#### Input for this task

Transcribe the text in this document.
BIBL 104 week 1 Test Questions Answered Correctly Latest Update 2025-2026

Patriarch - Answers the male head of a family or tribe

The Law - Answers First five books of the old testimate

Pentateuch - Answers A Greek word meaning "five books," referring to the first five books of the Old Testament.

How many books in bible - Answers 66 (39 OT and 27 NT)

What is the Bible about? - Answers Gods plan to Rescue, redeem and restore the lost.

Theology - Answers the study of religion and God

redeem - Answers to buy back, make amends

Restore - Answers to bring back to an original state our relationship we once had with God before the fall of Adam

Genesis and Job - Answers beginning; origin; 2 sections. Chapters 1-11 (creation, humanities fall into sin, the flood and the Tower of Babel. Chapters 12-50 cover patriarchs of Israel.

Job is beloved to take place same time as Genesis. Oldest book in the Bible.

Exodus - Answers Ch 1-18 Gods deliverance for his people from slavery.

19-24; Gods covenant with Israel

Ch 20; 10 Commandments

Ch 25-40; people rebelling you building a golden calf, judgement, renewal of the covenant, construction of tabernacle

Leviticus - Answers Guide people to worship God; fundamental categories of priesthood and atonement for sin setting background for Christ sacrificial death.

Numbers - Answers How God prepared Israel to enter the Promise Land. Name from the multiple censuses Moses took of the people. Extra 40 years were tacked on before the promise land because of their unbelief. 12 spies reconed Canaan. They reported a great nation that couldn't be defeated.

########

◆ Try it:
Write the listing out again, matching every line exactly.

◆ Output below:
Transcribe the text in this document.
BIBL 104 week 1 Test Questions Answered Correctly Latest Update 2025-2026

Patriarch - Answers the male head of a family or tribe

The Law - Answers First five books of the old testimate

Pentateuch - Answers A Greek word meaning "five books," referring to the first five books of the Old Testament.

How many books in bible - Answers 66 (39 OT and 27 NT)

What is the Bible about? - Answers Gods plan to Rescue, redeem and restore the lost.

Theology - Answers the study of religion and God

redeem - Answers to buy back, make amends

Restore - Answers to bring back to an original state our relationship we once had with God before the fall of Adam

Genesis and Job - Answers beginning; origin; 2 sections. Chapters 1-11 (creation, humanities fall into sin, the flood and the Tower of Babel. Chapters 12-50 cover patriarchs of Israel.

Job is beloved to take place same time as Genesis. Oldest book in the Bible.

Exodus - Answers Ch 1-18 Gods deliverance for his people from slavery.

19-24; Gods covenant with Israel

Ch 20; 10 Commandments

Ch 25-40; people rebelling you building a golden calf, judgement, renewal of the covenant, construction of tabernacle

Leviticus - Answers Guide people to worship God; fundamental categories of priesthood and atonement for sin setting background for Christ sacrificial death.

Numbers - Answers How God prepared Israel to enter the Promise Land. Name from the multiple censuses Moses took of the people. Extra 40 years were tacked on before the promise land because of their unbelief. 12 spies reconed Canaan. They reported a great nation that couldn't be defeated.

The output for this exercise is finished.